-- start INPUT MATERIAL --

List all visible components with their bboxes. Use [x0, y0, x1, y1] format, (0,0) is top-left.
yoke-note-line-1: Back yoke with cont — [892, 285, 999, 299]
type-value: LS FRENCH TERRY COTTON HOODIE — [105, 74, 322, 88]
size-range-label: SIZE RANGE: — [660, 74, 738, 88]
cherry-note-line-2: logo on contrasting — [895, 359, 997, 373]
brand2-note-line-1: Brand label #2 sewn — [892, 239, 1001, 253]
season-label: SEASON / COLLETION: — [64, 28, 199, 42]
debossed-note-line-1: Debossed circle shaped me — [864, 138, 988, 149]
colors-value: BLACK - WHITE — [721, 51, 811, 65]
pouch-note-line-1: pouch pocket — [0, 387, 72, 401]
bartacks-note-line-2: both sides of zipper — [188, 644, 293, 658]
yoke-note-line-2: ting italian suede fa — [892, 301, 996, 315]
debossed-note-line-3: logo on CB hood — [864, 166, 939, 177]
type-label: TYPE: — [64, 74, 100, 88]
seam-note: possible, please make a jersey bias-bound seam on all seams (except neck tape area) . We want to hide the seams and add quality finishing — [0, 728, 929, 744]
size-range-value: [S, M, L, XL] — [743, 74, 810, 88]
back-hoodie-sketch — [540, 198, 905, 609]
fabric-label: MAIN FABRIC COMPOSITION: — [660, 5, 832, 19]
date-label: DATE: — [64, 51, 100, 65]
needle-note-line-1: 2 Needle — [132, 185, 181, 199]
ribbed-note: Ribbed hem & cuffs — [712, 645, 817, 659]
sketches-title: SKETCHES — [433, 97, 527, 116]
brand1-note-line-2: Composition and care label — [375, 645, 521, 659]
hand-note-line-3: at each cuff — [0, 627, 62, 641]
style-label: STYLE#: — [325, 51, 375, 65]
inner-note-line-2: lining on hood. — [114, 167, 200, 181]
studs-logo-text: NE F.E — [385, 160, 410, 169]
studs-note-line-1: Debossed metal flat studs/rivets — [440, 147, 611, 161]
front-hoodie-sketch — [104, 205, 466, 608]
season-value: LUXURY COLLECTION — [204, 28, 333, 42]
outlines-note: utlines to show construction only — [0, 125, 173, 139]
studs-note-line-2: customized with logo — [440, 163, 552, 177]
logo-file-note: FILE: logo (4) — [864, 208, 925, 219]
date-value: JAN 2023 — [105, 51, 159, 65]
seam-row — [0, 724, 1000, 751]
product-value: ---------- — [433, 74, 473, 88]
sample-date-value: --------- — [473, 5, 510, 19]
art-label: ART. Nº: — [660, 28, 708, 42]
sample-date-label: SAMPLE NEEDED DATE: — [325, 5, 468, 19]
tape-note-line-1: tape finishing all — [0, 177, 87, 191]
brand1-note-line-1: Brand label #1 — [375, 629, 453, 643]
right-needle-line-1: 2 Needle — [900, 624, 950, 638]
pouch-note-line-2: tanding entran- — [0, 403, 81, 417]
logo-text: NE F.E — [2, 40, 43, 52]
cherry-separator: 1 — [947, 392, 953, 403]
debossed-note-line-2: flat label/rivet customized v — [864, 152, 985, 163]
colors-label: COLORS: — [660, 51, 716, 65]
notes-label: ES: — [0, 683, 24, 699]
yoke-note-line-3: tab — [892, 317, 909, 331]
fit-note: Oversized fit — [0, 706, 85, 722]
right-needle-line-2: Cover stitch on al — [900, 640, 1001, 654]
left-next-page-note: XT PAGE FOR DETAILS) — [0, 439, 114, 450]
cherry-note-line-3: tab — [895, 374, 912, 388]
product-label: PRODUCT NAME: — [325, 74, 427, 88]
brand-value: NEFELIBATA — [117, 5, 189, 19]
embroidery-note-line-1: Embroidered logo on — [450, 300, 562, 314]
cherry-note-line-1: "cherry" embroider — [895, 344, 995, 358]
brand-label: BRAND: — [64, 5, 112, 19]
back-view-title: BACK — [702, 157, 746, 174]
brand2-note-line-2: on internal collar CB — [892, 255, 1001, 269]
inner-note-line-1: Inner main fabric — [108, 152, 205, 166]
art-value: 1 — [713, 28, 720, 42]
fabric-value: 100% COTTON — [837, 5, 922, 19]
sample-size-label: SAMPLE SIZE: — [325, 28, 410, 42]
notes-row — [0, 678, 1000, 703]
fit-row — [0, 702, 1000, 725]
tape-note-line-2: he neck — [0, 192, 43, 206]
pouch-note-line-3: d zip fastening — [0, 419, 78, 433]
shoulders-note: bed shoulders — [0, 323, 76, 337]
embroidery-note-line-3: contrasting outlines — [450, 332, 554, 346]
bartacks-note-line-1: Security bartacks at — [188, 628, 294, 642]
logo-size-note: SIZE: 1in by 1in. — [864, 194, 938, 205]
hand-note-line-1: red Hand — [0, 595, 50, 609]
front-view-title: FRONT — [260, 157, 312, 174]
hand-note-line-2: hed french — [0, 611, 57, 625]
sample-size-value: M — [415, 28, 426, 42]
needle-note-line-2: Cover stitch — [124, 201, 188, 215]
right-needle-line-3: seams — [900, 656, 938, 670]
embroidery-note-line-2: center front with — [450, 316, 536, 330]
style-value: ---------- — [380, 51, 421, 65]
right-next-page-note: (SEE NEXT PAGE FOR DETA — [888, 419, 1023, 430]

-- end INPUT MATERIAL --

- [TASK INSTRUCTIONS]
Please reproduce the entire listing above word for word, keeping every line in its original order.

- [SOLUTION]
List all visible components with their bboxes. Use [x0, y0, x1, y1] format, (0,0) is top-left.
yoke-note-line-1: Back yoke with cont — [892, 285, 999, 299]
type-value: LS FRENCH TERRY COTTON HOODIE — [105, 74, 322, 88]
size-range-label: SIZE RANGE: — [660, 74, 738, 88]
cherry-note-line-2: logo on contrasting — [895, 359, 997, 373]
brand2-note-line-1: Brand label #2 sewn — [892, 239, 1001, 253]
season-label: SEASON / COLLETION: — [64, 28, 199, 42]
debossed-note-line-1: Debossed circle shaped me — [864, 138, 988, 149]
colors-value: BLACK - WHITE — [721, 51, 811, 65]
pouch-note-line-1: pouch pocket — [0, 387, 72, 401]
bartacks-note-line-2: both sides of zipper — [188, 644, 293, 658]
yoke-note-line-2: ting italian suede fa — [892, 301, 996, 315]
debossed-note-line-3: logo on CB hood — [864, 166, 939, 177]
type-label: TYPE: — [64, 74, 100, 88]
seam-note: possible, please make a jersey bias-bound seam on all seams (except neck tape area) . We want to hide the seams and add quality finishing — [0, 728, 929, 744]
size-range-value: [S, M, L, XL] — [743, 74, 810, 88]
back-hoodie-sketch — [540, 198, 905, 609]
fabric-label: MAIN FABRIC COMPOSITION: — [660, 5, 832, 19]
date-label: DATE: — [64, 51, 100, 65]
needle-note-line-1: 2 Needle — [132, 185, 181, 199]
ribbed-note: Ribbed hem & cuffs — [712, 645, 817, 659]
sketches-title: SKETCHES — [433, 97, 527, 116]
brand1-note-line-2: Composition and care label — [375, 645, 521, 659]
hand-note-line-3: at each cuff — [0, 627, 62, 641]
style-label: STYLE#: — [325, 51, 375, 65]
inner-note-line-2: lining on hood. — [114, 167, 200, 181]
studs-logo-text: NE F.E — [385, 160, 410, 169]
studs-note-line-1: Debossed metal flat studs/rivets — [440, 147, 611, 161]
front-hoodie-sketch — [104, 205, 466, 608]
season-value: LUXURY COLLECTION — [204, 28, 333, 42]
outlines-note: utlines to show construction only — [0, 125, 173, 139]
studs-note-line-2: customized with logo — [440, 163, 552, 177]
logo-file-note: FILE: logo (4) — [864, 208, 925, 219]
date-value: JAN 2023 — [105, 51, 159, 65]
seam-row — [0, 724, 1000, 751]
product-value: ---------- — [433, 74, 473, 88]
sample-date-value: --------- — [473, 5, 510, 19]
art-label: ART. Nº: — [660, 28, 708, 42]
sample-date-label: SAMPLE NEEDED DATE: — [325, 5, 468, 19]
tape-note-line-1: tape finishing all — [0, 177, 87, 191]
brand1-note-line-1: Brand label #1 — [375, 629, 453, 643]
right-needle-line-1: 2 Needle — [900, 624, 950, 638]
pouch-note-line-2: tanding entran- — [0, 403, 81, 417]
logo-text: NE F.E — [2, 40, 43, 52]
cherry-separator: 1 — [947, 392, 953, 403]
debossed-note-line-2: flat label/rivet customized v — [864, 152, 985, 163]
colors-label: COLORS: — [660, 51, 716, 65]
notes-label: ES: — [0, 683, 24, 699]
yoke-note-line-3: tab — [892, 317, 909, 331]
fit-note: Oversized fit — [0, 706, 85, 722]
right-needle-line-2: Cover stitch on al — [900, 640, 1001, 654]
left-next-page-note: XT PAGE FOR DETAILS) — [0, 439, 114, 450]
cherry-note-line-3: tab — [895, 374, 912, 388]
product-label: PRODUCT NAME: — [325, 74, 427, 88]
brand-value: NEFELIBATA — [117, 5, 189, 19]
embroidery-note-line-1: Embroidered logo on — [450, 300, 562, 314]
cherry-note-line-1: "cherry" embroider — [895, 344, 995, 358]
brand-label: BRAND: — [64, 5, 112, 19]
back-view-title: BACK — [702, 157, 746, 174]
brand2-note-line-2: on internal collar CB — [892, 255, 1001, 269]
inner-note-line-1: Inner main fabric — [108, 152, 205, 166]
art-value: 1 — [713, 28, 720, 42]
fabric-value: 100% COTTON — [837, 5, 922, 19]
sample-size-label: SAMPLE SIZE: — [325, 28, 410, 42]
notes-row — [0, 678, 1000, 703]
fit-row — [0, 702, 1000, 725]
tape-note-line-2: he neck — [0, 192, 43, 206]
pouch-note-line-3: d zip fastening — [0, 419, 78, 433]
shoulders-note: bed shoulders — [0, 323, 76, 337]
embroidery-note-line-3: contrasting outlines — [450, 332, 554, 346]
bartacks-note-line-1: Security bartacks at — [188, 628, 294, 642]
logo-size-note: SIZE: 1in by 1in. — [864, 194, 938, 205]
hand-note-line-1: red Hand — [0, 595, 50, 609]
front-view-title: FRONT — [260, 157, 312, 174]
hand-note-line-2: hed french — [0, 611, 57, 625]
sample-size-value: M — [415, 28, 426, 42]
needle-note-line-2: Cover stitch — [124, 201, 188, 215]
right-needle-line-3: seams — [900, 656, 938, 670]
embroidery-note-line-2: center front with — [450, 316, 536, 330]
style-value: ---------- — [380, 51, 421, 65]
right-next-page-note: (SEE NEXT PAGE FOR DETA — [888, 419, 1023, 430]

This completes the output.